> [What the exercise asks]: Lines containing "abondants" are to be counted. Give the number and nothing more.

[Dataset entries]
========================

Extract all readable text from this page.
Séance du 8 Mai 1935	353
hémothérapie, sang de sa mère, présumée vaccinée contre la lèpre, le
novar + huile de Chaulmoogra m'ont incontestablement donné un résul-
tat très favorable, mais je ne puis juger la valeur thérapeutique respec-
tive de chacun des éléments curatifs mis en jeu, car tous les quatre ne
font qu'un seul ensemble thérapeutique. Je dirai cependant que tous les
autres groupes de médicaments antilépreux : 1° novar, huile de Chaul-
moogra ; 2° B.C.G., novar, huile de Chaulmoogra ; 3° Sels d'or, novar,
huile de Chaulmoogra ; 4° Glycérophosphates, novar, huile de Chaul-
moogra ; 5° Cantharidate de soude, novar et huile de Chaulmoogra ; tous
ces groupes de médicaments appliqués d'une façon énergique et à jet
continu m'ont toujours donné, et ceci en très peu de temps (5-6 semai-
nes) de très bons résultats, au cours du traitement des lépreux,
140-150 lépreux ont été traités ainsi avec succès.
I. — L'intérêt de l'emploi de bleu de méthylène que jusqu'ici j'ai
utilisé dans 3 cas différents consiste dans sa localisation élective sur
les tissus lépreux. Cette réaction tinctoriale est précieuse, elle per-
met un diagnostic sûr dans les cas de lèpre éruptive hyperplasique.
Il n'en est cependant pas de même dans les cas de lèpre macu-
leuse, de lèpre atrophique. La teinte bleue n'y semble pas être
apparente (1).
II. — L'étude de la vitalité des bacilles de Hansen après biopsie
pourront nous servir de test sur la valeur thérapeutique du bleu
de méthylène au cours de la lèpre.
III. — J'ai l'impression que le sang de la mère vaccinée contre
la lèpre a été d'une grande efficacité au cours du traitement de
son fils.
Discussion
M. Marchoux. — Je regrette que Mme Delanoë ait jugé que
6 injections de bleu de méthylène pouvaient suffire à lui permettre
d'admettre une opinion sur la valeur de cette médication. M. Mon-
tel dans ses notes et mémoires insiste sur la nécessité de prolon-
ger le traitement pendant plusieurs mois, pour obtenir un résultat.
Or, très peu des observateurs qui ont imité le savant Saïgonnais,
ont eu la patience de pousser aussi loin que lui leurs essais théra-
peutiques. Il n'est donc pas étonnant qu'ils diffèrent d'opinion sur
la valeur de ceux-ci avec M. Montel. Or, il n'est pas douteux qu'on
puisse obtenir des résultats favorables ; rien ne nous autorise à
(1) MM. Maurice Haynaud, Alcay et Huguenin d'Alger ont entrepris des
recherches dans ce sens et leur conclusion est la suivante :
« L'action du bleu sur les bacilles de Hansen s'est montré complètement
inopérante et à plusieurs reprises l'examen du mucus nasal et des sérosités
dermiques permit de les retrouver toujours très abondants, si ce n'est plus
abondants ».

========================

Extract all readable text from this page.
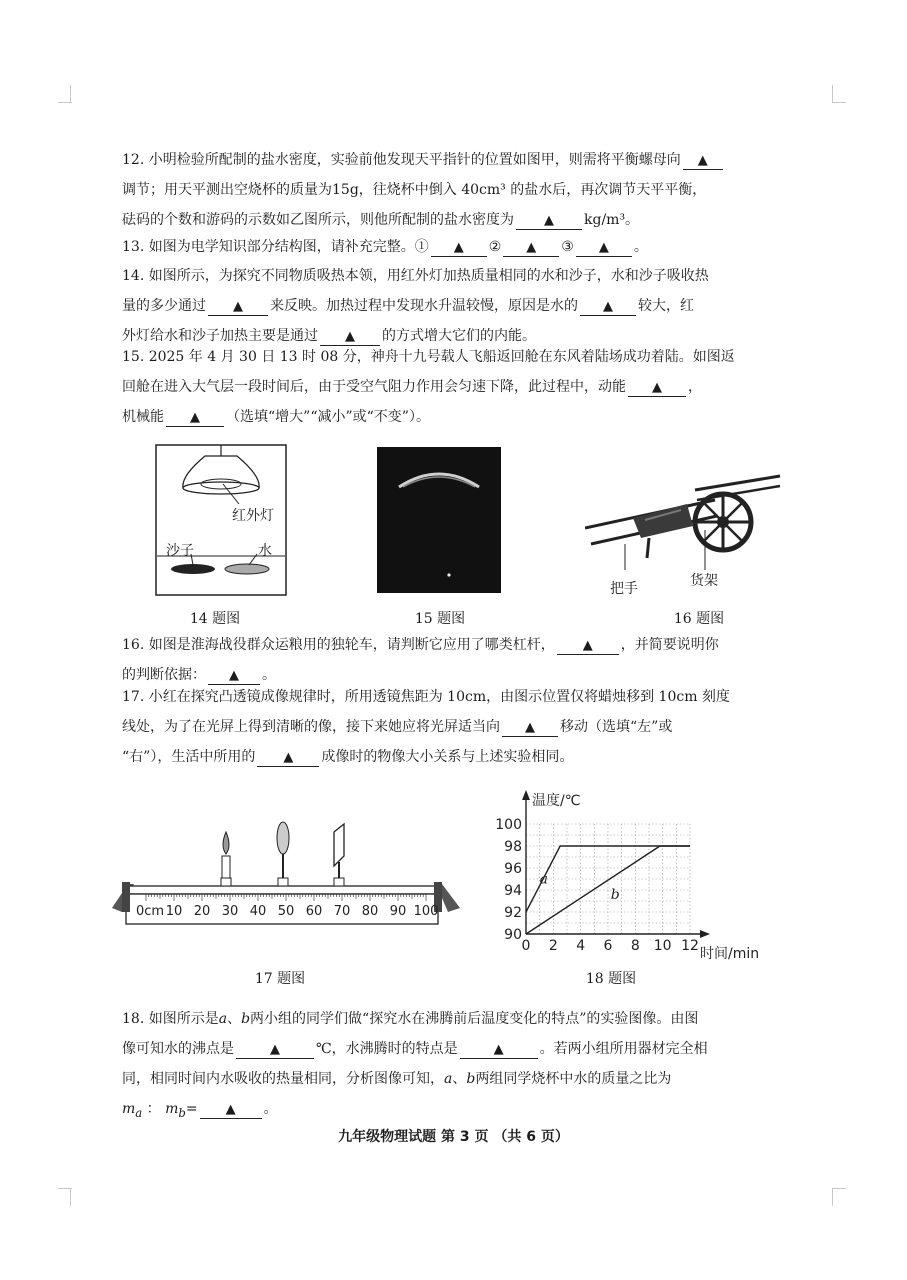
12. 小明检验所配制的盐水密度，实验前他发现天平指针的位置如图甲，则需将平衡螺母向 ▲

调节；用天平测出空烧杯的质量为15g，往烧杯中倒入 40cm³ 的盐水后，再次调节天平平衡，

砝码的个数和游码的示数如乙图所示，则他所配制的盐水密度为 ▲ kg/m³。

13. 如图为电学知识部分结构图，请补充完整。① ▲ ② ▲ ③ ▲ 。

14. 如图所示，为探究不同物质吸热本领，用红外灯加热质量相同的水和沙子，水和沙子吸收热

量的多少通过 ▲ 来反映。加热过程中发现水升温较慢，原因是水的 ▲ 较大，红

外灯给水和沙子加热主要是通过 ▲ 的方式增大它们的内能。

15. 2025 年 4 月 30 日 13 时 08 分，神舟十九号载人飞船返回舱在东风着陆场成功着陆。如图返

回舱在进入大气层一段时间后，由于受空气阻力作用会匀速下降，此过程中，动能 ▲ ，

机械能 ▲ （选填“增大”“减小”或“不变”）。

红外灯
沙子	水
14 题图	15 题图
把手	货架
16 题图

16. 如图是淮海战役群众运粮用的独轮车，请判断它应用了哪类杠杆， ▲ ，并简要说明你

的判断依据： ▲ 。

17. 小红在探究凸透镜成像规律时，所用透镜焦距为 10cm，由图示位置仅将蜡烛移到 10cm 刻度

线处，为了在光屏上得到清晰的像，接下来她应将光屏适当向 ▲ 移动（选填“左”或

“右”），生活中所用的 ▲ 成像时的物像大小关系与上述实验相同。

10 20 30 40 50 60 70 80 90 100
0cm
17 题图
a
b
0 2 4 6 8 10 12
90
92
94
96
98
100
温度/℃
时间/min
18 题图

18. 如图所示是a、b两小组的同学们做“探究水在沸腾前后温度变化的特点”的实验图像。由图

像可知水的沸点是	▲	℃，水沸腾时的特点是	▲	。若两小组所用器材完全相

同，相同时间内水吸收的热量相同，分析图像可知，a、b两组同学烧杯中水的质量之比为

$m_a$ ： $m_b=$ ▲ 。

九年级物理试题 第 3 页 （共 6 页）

========================

> [Response to this task]: 2